=== SUPPLIED MATERIAL ===

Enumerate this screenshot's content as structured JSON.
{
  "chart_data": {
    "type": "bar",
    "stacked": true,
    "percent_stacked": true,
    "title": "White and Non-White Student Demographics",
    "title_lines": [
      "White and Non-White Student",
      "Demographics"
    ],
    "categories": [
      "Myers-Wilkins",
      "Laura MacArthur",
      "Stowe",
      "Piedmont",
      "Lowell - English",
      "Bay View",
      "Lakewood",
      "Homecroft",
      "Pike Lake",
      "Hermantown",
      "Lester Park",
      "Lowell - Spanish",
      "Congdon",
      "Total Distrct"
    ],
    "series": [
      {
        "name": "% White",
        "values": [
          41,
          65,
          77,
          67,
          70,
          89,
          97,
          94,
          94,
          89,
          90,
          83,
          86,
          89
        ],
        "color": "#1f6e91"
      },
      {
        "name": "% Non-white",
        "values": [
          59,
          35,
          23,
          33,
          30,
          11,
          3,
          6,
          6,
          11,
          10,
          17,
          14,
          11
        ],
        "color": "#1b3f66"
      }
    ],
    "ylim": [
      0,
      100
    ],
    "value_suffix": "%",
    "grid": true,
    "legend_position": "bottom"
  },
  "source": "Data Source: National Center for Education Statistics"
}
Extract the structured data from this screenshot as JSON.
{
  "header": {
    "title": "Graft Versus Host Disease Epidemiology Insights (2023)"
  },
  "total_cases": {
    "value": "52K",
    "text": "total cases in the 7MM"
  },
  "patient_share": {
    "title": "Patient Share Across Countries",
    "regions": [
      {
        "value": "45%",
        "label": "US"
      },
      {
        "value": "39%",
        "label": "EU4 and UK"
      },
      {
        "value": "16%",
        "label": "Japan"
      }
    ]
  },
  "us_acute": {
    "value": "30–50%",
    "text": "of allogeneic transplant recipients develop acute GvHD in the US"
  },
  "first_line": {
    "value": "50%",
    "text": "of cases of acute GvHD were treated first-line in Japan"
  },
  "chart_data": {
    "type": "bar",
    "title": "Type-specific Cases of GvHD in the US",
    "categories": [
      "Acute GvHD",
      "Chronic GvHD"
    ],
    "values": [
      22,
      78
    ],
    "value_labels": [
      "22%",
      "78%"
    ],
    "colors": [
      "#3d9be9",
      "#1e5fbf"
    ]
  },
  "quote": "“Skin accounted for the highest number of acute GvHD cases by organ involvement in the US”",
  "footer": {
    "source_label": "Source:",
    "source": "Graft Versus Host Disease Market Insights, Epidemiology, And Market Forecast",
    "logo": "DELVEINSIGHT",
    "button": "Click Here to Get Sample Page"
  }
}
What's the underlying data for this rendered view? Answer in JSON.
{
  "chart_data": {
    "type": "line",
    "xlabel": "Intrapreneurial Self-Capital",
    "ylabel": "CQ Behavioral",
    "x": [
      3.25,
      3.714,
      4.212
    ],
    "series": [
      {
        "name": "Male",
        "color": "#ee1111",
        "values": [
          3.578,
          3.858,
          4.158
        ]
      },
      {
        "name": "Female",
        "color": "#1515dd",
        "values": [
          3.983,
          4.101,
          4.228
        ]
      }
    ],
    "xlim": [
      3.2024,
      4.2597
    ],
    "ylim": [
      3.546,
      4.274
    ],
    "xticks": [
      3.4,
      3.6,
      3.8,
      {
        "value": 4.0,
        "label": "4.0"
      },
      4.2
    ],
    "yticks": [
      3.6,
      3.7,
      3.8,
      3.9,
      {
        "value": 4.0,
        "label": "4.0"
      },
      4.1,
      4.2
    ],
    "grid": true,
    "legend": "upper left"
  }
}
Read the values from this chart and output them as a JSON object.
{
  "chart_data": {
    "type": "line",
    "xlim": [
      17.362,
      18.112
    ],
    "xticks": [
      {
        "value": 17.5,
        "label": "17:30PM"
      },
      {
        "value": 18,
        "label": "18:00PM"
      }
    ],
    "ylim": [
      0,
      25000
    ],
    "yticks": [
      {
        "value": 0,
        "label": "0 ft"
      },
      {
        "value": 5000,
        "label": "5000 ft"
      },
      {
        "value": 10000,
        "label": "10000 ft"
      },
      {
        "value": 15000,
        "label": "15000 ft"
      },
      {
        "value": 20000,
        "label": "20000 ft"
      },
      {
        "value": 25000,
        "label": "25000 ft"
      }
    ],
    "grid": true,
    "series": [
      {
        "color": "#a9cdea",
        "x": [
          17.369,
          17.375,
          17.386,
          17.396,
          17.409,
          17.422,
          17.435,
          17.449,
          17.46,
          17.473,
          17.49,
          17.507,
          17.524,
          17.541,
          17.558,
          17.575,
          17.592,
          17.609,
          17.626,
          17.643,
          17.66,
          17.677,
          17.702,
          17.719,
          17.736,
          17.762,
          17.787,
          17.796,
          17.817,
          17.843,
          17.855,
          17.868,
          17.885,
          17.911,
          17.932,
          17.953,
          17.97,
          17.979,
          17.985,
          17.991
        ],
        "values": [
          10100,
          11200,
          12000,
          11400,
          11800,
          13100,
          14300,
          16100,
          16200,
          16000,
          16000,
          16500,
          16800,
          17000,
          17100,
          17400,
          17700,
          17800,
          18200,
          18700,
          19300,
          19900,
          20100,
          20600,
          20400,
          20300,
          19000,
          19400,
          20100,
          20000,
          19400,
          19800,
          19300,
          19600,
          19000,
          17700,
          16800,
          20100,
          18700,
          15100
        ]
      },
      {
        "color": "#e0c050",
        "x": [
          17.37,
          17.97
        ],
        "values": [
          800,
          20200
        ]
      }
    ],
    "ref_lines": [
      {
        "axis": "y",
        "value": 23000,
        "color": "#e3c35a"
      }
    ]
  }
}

===

— EXERCISE DIRECTIONS —
Extract each line from the listing above, please, and repeat it exactly.

— RESPONSE TO THE TASK —
Enumerate this screenshot's content as structured JSON.
{
  "chart_data": {
    "type": "bar",
    "stacked": true,
    "percent_stacked": true,
    "title": "White and Non-White Student Demographics",
    "title_lines": [
      "White and Non-White Student",
      "Demographics"
    ],
    "categories": [
      "Myers-Wilkins",
      "Laura MacArthur",
      "Stowe",
      "Piedmont",
      "Lowell - English",
      "Bay View",
      "Lakewood",
      "Homecroft",
      "Pike Lake",
      "Hermantown",
      "Lester Park",
      "Lowell - Spanish",
      "Congdon",
      "Total Distrct"
    ],
    "series": [
      {
        "name": "% White",
        "values": [
          41,
          65,
          77,
          67,
          70,
          89,
          97,
          94,
          94,
          89,
          90,
          83,
          86,
          89
        ],
        "color": "#1f6e91"
      },
      {
        "name": "% Non-white",
        "values": [
          59,
          35,
          23,
          33,
          30,
          11,
          3,
          6,
          6,
          11,
          10,
          17,
          14,
          11
        ],
        "color": "#1b3f66"
      }
    ],
    "ylim": [
      0,
      100
    ],
    "value_suffix": "%",
    "grid": true,
    "legend_position": "bottom"
  },
  "source": "Data Source: National Center for Education Statistics"
}
Extract the structured data from this screenshot as JSON.
{
  "header": {
    "title": "Graft Versus Host Disease Epidemiology Insights (2023)"
  },
  "total_cases": {
    "value": "52K",
    "text": "total cases in the 7MM"
  },
  "patient_share": {
    "title": "Patient Share Across Countries",
    "regions": [
      {
        "value": "45%",
        "label": "US"
      },
      {
        "value": "39%",
        "label": "EU4 and UK"
      },
      {
        "value": "16%",
        "label": "Japan"
      }
    ]
  },
  "us_acute": {
    "value": "30–50%",
    "text": "of allogeneic transplant recipients develop acute GvHD in the US"
  },
  "first_line": {
    "value": "50%",
    "text": "of cases of acute GvHD were treated first-line in Japan"
  },
  "chart_data": {
    "type": "bar",
    "title": "Type-specific Cases of GvHD in the US",
    "categories": [
      "Acute GvHD",
      "Chronic GvHD"
    ],
    "values": [
      22,
      78
    ],
    "value_labels": [
      "22%",
      "78%"
    ],
    "colors": [
      "#3d9be9",
      "#1e5fbf"
    ]
  },
  "quote": "“Skin accounted for the highest number of acute GvHD cases by organ involvement in the US”",
  "footer": {
    "source_label": "Source:",
    "source": "Graft Versus Host Disease Market Insights, Epidemiology, And Market Forecast",
    "logo": "DELVEINSIGHT",
    "button": "Click Here to Get Sample Page"
  }
}
What's the underlying data for this rendered view? Answer in JSON.
{
  "chart_data": {
    "type": "line",
    "xlabel": "Intrapreneurial Self-Capital",
    "ylabel": "CQ Behavioral",
    "x": [
      3.25,
      3.714,
      4.212
    ],
    "series": [
      {
        "name": "Male",
        "color": "#ee1111",
        "values": [
          3.578,
          3.858,
          4.158
        ]
      },
      {
        "name": "Female",
        "color": "#1515dd",
        "values": [
          3.983,
          4.101,
          4.228
        ]
      }
    ],
    "xlim": [
      3.2024,
      4.2597
    ],
    "ylim": [
      3.546,
      4.274
    ],
    "xticks": [
      3.4,
      3.6,
      3.8,
      {
        "value": 4.0,
        "label": "4.0"
      },
      4.2
    ],
    "yticks": [
      3.6,
      3.7,
      3.8,
      3.9,
      {
        "value": 4.0,
        "label": "4.0"
      },
      4.1,
      4.2
    ],
    "grid": true,
    "legend": "upper left"
  }
}
Read the values from this chart and output them as a JSON object.
{
  "chart_data": {
    "type": "line",
    "xlim": [
      17.362,
      18.112
    ],
    "xticks": [
      {
        "value": 17.5,
        "label": "17:30PM"
      },
      {
        "value": 18,
        "label": "18:00PM"
      }
    ],
    "ylim": [
      0,
      25000
    ],
    "yticks": [
      {
        "value": 0,
        "label": "0 ft"
      },
      {
        "value": 5000,
        "label": "5000 ft"
      },
      {
        "value": 10000,
        "label": "10000 ft"
      },
      {
        "value": 15000,
        "label": "15000 ft"
      },
      {
        "value": 20000,
        "label": "20000 ft"
      },
      {
        "value": 25000,
        "label": "25000 ft"
      }
    ],
    "grid": true,
    "series": [
      {
        "color": "#a9cdea",
        "x": [
          17.369,
          17.375,
          17.386,
          17.396,
          17.409,
          17.422,
          17.435,
          17.449,
          17.46,
          17.473,
          17.49,
          17.507,
          17.524,
          17.541,
          17.558,
          17.575,
          17.592,
          17.609,
          17.626,
          17.643,
          17.66,
          17.677,
          17.702,
          17.719,
          17.736,
          17.762,
          17.787,
          17.796,
          17.817,
          17.843,
          17.855,
          17.868,
          17.885,
          17.911,
          17.932,
          17.953,
          17.97,
          17.979,
          17.985,
          17.991
        ],
        "values": [
          10100,
          11200,
          12000,
          11400,
          11800,
          13100,
          14300,
          16100,
          16200,
          16000,
          16000,
          16500,
          16800,
          17000,
          17100,
          17400,
          17700,
          17800,
          18200,
          18700,
          19300,
          19900,
          20100,
          20600,
          20400,
          20300,
          19000,
          19400,
          20100,
          20000,
          19400,
          19800,
          19300,
          19600,
          19000,
          17700,
          16800,
          20100,
          18700,
          15100
        ]
      },
      {
        "color": "#e0c050",
        "x": [
          17.37,
          17.97
        ],
        "values": [
          800,
          20200
        ]
      }
    ],
    "ref_lines": [
      {
        "axis": "y",
        "value": 23000,
        "color": "#e3c35a"
      }
    ]
  }
}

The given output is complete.